- GOAL -
The listing below is to be output in its exact form.

────────

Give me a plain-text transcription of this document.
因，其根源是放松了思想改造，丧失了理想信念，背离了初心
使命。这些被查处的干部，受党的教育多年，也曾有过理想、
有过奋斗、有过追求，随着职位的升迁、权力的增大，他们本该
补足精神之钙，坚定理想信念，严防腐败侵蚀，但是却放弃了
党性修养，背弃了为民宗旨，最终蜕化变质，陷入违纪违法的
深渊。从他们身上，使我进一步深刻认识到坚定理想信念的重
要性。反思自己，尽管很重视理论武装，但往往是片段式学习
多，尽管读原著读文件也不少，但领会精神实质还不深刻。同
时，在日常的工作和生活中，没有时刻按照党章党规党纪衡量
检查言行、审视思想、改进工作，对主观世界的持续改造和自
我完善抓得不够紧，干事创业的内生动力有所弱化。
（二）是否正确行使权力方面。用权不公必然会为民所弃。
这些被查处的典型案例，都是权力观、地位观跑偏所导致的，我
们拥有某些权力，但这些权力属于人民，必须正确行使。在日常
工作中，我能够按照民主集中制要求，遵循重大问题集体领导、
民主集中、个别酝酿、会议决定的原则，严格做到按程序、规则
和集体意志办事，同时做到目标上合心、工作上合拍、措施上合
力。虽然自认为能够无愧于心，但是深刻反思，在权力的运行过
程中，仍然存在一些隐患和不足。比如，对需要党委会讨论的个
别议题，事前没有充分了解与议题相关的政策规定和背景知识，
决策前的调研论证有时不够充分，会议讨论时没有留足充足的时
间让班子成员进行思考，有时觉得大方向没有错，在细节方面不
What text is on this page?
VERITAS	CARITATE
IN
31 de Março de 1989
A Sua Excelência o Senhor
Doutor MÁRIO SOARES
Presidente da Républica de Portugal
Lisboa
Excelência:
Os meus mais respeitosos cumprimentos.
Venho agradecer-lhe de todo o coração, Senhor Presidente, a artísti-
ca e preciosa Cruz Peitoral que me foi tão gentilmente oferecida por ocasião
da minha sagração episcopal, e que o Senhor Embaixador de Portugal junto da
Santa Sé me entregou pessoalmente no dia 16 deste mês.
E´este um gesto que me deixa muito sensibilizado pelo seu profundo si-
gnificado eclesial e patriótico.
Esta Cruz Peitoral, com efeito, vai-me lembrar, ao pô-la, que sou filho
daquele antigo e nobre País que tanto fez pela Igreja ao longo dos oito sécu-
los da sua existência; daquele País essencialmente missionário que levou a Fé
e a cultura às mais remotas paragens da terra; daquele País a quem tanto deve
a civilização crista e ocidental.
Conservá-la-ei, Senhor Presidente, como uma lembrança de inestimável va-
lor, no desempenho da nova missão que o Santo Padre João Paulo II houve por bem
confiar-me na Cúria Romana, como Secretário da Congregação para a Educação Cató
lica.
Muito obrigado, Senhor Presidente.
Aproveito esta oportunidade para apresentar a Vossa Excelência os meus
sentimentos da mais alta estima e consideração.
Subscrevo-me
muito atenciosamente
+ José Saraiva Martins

────────

- TASK RESPONSE -
Give me a plain-text transcription of this document.
因，其根源是放松了思想改造，丧失了理想信念，背离了初心
使命。这些被查处的干部，受党的教育多年，也曾有过理想、
有过奋斗、有过追求，随着职位的升迁、权力的增大，他们本该
补足精神之钙，坚定理想信念，严防腐败侵蚀，但是却放弃了
党性修养，背弃了为民宗旨，最终蜕化变质，陷入违纪违法的
深渊。从他们身上，使我进一步深刻认识到坚定理想信念的重
要性。反思自己，尽管很重视理论武装，但往往是片段式学习
多，尽管读原著读文件也不少，但领会精神实质还不深刻。同
时，在日常的工作和生活中，没有时刻按照党章党规党纪衡量
检查言行、审视思想、改进工作，对主观世界的持续改造和自
我完善抓得不够紧，干事创业的内生动力有所弱化。
（二）是否正确行使权力方面。用权不公必然会为民所弃。
这些被查处的典型案例，都是权力观、地位观跑偏所导致的，我
们拥有某些权力，但这些权力属于人民，必须正确行使。在日常
工作中，我能够按照民主集中制要求，遵循重大问题集体领导、
民主集中、个别酝酿、会议决定的原则，严格做到按程序、规则
和集体意志办事，同时做到目标上合心、工作上合拍、措施上合
力。虽然自认为能够无愧于心，但是深刻反思，在权力的运行过
程中，仍然存在一些隐患和不足。比如，对需要党委会讨论的个
别议题，事前没有充分了解与议题相关的政策规定和背景知识，
决策前的调研论证有时不够充分，会议讨论时没有留足充足的时
间让班子成员进行思考，有时觉得大方向没有错，在细节方面不
What text is on this page?
VERITAS	CARITATE
IN
31 de Março de 1989
A Sua Excelência o Senhor
Doutor MÁRIO SOARES
Presidente da Républica de Portugal
Lisboa
Excelência:
Os meus mais respeitosos cumprimentos.
Venho agradecer-lhe de todo o coração, Senhor Presidente, a artísti-
ca e preciosa Cruz Peitoral que me foi tão gentilmente oferecida por ocasião
da minha sagração episcopal, e que o Senhor Embaixador de Portugal junto da
Santa Sé me entregou pessoalmente no dia 16 deste mês.
E´este um gesto que me deixa muito sensibilizado pelo seu profundo si-
gnificado eclesial e patriótico.
Esta Cruz Peitoral, com efeito, vai-me lembrar, ao pô-la, que sou filho
daquele antigo e nobre País que tanto fez pela Igreja ao longo dos oito sécu-
los da sua existência; daquele País essencialmente missionário que levou a Fé
e a cultura às mais remotas paragens da terra; daquele País a quem tanto deve
a civilização crista e ocidental.
Conservá-la-ei, Senhor Presidente, como uma lembrança de inestimável va-
lor, no desempenho da nova missão que o Santo Padre João Paulo II houve por bem
confiar-me na Cúria Romana, como Secretário da Congregação para a Educação Cató
lica.
Muito obrigado, Senhor Presidente.
Aproveito esta oportunidade para apresentar a Vossa Excelência os meus
sentimentos da mais alta estima e consideração.
Subscrevo-me
muito atenciosamente
+ José Saraiva Martins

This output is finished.